Start of Passage

I also question whether PreventOrganizationSoleOwnerDeletion would ever be tripped, given that you can't delete yourself and only owners can delete other owners. If you're the sole owner, who would be able to delete you?

[JimmyVo16]

After much thinking, yeah i think about right. EnsureUserIsNotSoleOrganizationOwnerAsync should handle all cases for use, so we can remove PreventOrganizationSoleOwnerDeletion.

(me thinking out loud) These logics are pretty complex. I wonder if there is a way to make them discoverable than deep in a validation method.

[eliykat]

(me thinking out loud) These logics are pretty complex. I wonder if there is a way to make them discoverable than deep in a validation method.

I would say validation is the primary source of complexity in our commands (and in old service code that should be commands). It's definitely a strong argument for making this code as simple and as easy to follow as possible.

End of Passage

Apply what you read —
A) List every username and every code identifier that appears in the thread about sole-owner deletion.
B) Continue the thread about sole-owner deletion and validation complexity from its final sentence.
The data that follows isn't needed for anything here.

Start of Provided material

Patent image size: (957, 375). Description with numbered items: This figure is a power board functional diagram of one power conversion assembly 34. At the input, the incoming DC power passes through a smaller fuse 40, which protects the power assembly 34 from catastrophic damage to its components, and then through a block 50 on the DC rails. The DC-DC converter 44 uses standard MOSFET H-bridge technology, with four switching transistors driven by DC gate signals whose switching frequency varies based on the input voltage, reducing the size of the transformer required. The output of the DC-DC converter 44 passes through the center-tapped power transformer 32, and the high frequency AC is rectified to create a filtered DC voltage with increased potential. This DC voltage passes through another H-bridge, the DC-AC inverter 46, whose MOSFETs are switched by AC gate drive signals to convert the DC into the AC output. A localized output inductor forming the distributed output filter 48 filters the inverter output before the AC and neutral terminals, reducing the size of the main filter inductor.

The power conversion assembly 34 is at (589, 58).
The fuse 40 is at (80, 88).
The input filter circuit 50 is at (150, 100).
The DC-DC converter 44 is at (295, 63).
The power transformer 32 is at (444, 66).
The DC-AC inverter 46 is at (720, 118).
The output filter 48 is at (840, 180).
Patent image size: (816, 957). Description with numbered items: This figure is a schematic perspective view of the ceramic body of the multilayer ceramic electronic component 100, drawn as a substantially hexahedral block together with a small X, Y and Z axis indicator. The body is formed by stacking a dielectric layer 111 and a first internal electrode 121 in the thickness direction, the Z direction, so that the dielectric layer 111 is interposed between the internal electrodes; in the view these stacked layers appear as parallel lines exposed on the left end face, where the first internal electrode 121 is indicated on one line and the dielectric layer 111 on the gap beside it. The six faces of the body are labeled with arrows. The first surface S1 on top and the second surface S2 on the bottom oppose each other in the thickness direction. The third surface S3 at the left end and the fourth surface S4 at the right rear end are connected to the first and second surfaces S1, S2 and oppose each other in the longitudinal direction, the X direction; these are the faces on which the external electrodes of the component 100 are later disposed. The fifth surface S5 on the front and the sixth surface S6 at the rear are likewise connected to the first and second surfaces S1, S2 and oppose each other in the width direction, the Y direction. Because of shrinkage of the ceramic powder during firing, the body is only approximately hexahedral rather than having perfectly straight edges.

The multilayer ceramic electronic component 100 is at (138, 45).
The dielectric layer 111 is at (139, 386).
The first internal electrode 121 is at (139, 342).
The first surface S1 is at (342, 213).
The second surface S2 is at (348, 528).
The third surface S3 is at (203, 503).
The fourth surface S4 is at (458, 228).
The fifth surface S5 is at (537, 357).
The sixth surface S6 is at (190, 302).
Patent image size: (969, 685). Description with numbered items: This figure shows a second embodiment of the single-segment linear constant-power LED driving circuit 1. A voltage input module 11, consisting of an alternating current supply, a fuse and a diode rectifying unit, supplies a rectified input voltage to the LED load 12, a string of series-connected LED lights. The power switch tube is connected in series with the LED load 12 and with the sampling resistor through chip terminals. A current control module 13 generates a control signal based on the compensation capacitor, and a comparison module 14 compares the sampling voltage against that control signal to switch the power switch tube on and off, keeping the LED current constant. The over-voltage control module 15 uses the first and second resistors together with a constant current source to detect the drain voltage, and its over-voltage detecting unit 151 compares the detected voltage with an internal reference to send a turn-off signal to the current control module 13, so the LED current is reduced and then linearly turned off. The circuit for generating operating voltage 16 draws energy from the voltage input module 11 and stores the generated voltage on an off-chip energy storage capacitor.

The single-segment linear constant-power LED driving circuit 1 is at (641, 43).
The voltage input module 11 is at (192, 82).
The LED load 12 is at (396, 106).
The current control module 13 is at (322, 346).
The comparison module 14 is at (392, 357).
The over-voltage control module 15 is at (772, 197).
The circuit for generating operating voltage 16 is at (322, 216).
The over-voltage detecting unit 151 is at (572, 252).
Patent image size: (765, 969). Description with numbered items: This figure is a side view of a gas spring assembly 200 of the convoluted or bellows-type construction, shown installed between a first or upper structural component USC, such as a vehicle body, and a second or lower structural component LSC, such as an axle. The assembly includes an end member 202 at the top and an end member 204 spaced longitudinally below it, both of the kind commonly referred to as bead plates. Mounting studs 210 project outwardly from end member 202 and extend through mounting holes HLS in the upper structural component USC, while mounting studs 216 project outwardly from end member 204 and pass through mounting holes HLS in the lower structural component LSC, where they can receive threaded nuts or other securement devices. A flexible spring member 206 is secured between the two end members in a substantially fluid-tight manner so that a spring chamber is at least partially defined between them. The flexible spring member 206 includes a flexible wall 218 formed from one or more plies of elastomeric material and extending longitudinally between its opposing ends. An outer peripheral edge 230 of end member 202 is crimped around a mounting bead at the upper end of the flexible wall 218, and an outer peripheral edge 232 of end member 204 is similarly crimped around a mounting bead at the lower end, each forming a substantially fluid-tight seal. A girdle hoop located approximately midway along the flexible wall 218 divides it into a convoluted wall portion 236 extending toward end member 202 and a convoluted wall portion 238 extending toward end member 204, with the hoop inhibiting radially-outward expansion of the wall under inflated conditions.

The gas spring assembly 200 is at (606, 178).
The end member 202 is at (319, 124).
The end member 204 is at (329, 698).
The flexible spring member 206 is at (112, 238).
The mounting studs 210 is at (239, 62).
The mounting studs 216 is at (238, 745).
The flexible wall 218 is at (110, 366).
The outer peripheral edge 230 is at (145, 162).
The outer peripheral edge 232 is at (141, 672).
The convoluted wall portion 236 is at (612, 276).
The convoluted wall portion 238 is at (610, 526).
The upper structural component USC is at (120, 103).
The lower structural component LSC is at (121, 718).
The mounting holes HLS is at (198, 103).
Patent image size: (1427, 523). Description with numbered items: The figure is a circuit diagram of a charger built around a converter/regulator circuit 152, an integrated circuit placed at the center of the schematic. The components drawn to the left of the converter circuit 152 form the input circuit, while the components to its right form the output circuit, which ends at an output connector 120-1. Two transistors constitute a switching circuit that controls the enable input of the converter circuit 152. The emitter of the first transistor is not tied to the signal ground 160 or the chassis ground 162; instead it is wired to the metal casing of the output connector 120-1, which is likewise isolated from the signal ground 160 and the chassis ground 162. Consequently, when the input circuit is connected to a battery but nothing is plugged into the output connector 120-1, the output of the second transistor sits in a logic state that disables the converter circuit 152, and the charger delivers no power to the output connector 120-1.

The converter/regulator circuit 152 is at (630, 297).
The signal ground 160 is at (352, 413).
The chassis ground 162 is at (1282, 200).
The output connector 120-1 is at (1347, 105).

End of Provided material

Response list —
A)
Usernames: JimmyVo16, eliykat
Code identifiers: PreventOrganizationSoleOwnerDeletion, EnsureUserIsNotSoleOrganizationOwnerAsync

B)
In terms of discoverability/location, I believe Jared had previously mooted separate Validator classes which encapsulate the validation logic for a given command. Not sure if that makes it more discoverable, but it would provide a stronger separation than private methods.

[eliykat]

Also - tests are failing. At a glance, maybe just because the order of validation has changed?

[eliykat]

Great work @JimmyVo16 !

EDIT: putting a needs-qa label on it because it needs QA before merge. However it would be ideal if QA can hit it before we release the larger feature, can you please mention this to them?

I addressed Brandon's comment, and I think he's out today, so I don't want this to block QA.

[JimmyVo16]

Update: QA found an edge case that I missed.

Changes:

1. For single user deletion, throw an exception if there is an error like the existing behavior.
2. Add test coverage for this.
3. Create InternalDeleteManyUsersAsync that would handle all the deletion logic then have DeleteManyUsersAsync and DeleteUserAsync handle the interfaces their clients expects.

Testing for the edge case

Testing.for.self.delete.mov

Regression testing

Happy.path.for.multiple.user.deletions.mov

happy.path.for.single.user.deletion.mov

[eliykat]

This interface is inconsistent - DeleteUserAsync throws if there's a validation error, whereas DeleteManyUsersAsync returns validation results up to the caller. I think the latter is a better pattern.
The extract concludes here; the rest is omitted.